## Exercise
Omitting all pictures, copy word for word the lines from the line containing "Give me the" through the final line of the entries.

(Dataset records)

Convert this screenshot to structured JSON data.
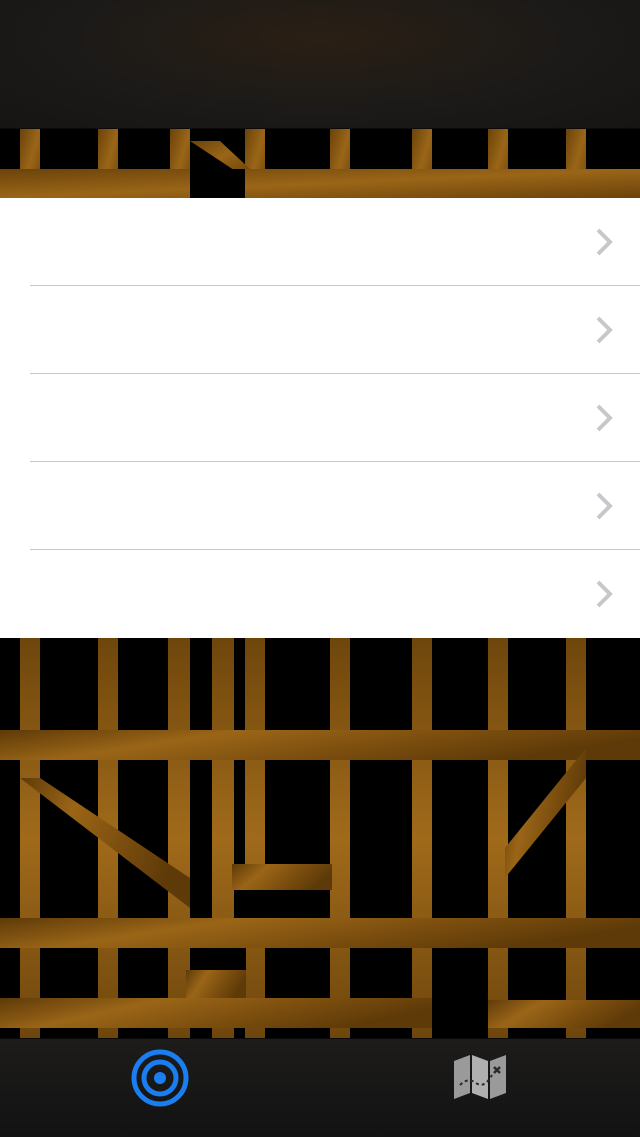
{
  "navbar": {
    "title": ""
  },
  "list": {
    "rows": [
      {
        "label": ""
      },
      {
        "label": ""
      },
      {
        "label": ""
      },
      {
        "label": ""
      },
      {
        "label": ""
      }
    ]
  },
  "tabbar": {
    "tabs": [
      {
        "icon": "target-icon",
        "selected": true,
        "color": "#1a7df0"
      },
      {
        "icon": "treasure-map-icon",
        "selected": false,
        "color": "#9a9a9a"
      }
    ]
  },
  "colors": {
    "wood": "#8a5a12",
    "wood_dark": "#5e3a08",
    "background": "#000000",
    "separator": "#c8c7cc",
    "chevron": "#c7c7cc"
  }
}
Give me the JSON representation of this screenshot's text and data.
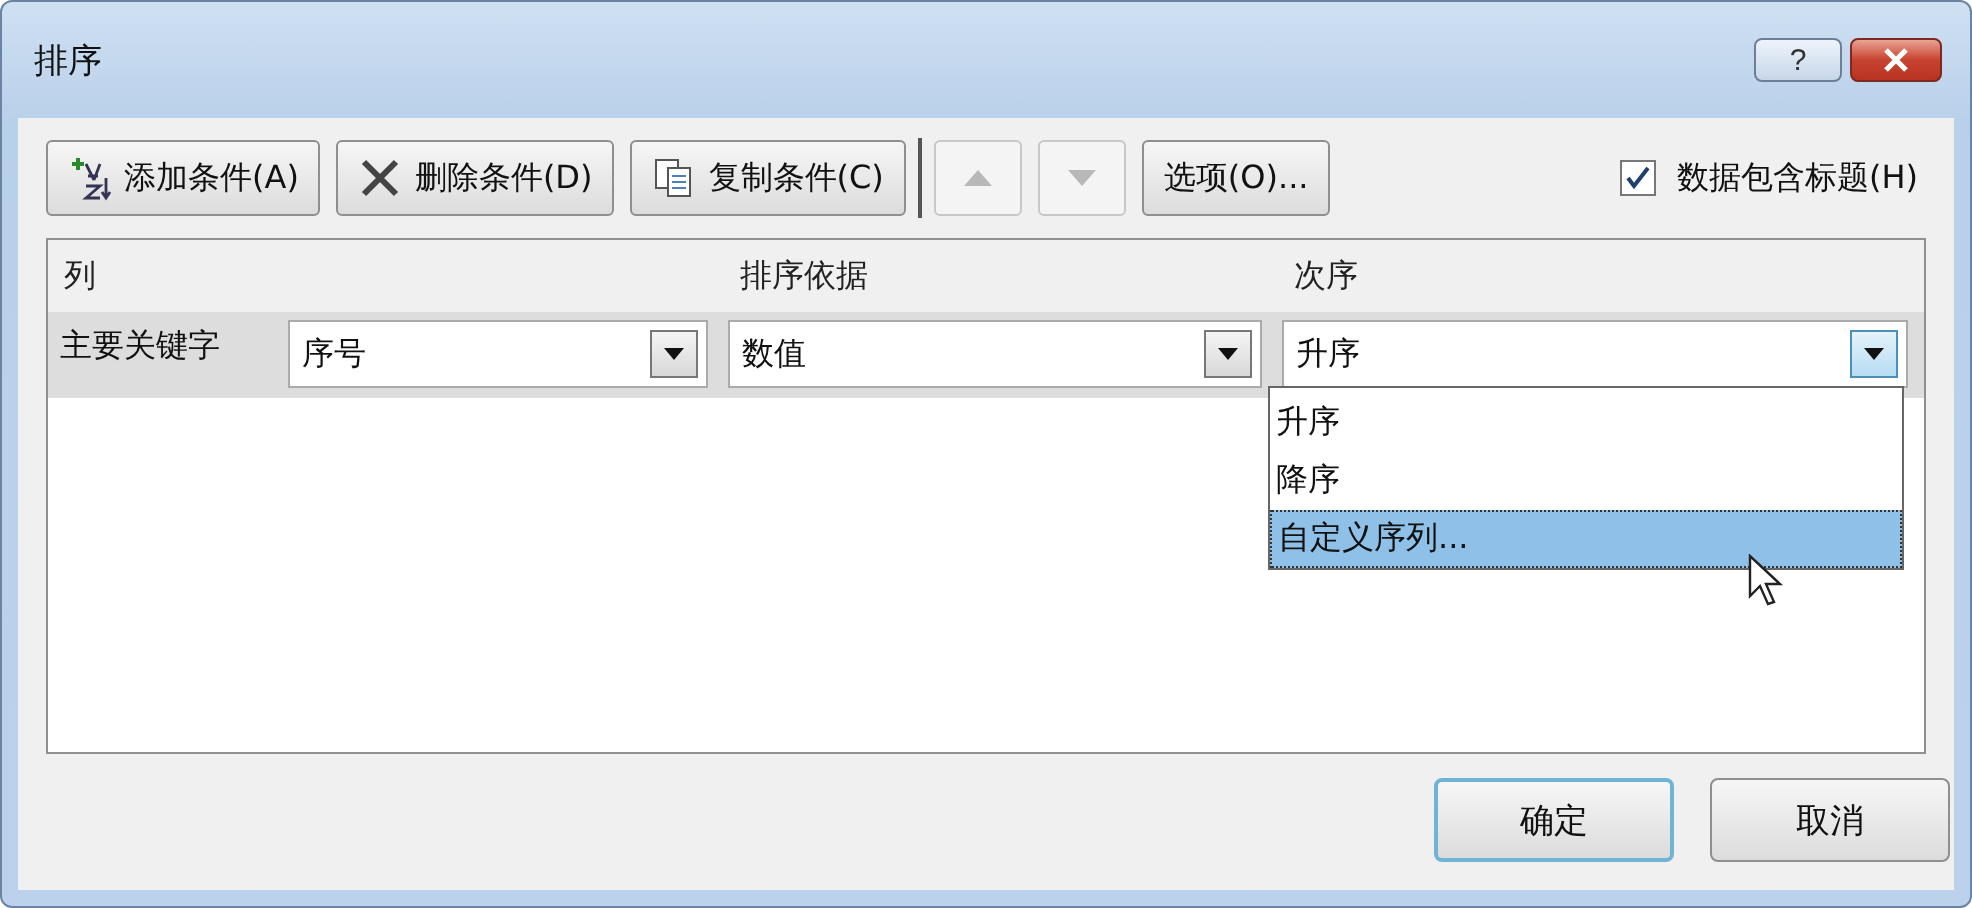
{
  "window": {
    "title": "排序",
    "help": "?"
  },
  "toolbar": {
    "buttons": [
      {
        "kind": "add",
        "label": "添加条件(A)",
        "disabled": false
      },
      {
        "kind": "delete",
        "label": "删除条件(D)",
        "disabled": false
      },
      {
        "kind": "copy",
        "label": "复制条件(C)",
        "disabled": false
      },
      {
        "kind": "up",
        "disabled": true
      },
      {
        "kind": "down",
        "disabled": true
      },
      {
        "kind": "text",
        "label": "选项(O)...",
        "disabled": false
      }
    ],
    "header_checkbox": {
      "label": "数据包含标题(H)",
      "checked": true
    }
  },
  "table": {
    "columns": [
      "列",
      "排序依据",
      "次序"
    ],
    "rows": [
      {
        "label": "主要关键字",
        "column": "序号",
        "sort_on": "数值",
        "order": "升序",
        "order_open": true
      }
    ]
  },
  "order_dropdown": {
    "options": [
      {
        "label": "升序",
        "selected": false
      },
      {
        "label": "降序",
        "selected": false
      },
      {
        "label": "自定义序列...",
        "selected": true
      }
    ]
  },
  "buttons": [
    {
      "label": "确定",
      "focused": true
    },
    {
      "label": "取消",
      "focused": false
    }
  ]
}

## Exercise answer
Give me the JSON representation of this screenshot's text and data.
{
  "window": {
    "title": "排序",
    "help": "?"
  },
  "toolbar": {
    "buttons": [
      {
        "kind": "add",
        "label": "添加条件(A)",
        "disabled": false
      },
      {
        "kind": "delete",
        "label": "删除条件(D)",
        "disabled": false
      },
      {
        "kind": "copy",
        "label": "复制条件(C)",
        "disabled": false
      },
      {
        "kind": "up",
        "disabled": true
      },
      {
        "kind": "down",
        "disabled": true
      },
      {
        "kind": "text",
        "label": "选项(O)...",
        "disabled": false
      }
    ],
    "header_checkbox": {
      "label": "数据包含标题(H)",
      "checked": true
    }
  },
  "table": {
    "columns": [
      "列",
      "排序依据",
      "次序"
    ],
    "rows": [
      {
        "label": "主要关键字",
        "column": "序号",
        "sort_on": "数值",
        "order": "升序",
        "order_open": true
      }
    ]
  },
  "order_dropdown": {
    "options": [
      {
        "label": "升序",
        "selected": false
      },
      {
        "label": "降序",
        "selected": false
      },
      {
        "label": "自定义序列...",
        "selected": true
      }
    ]
  },
  "buttons": [
    {
      "label": "确定",
      "focused": true
    },
    {
      "label": "取消",
      "focused": false
    }
  ]
}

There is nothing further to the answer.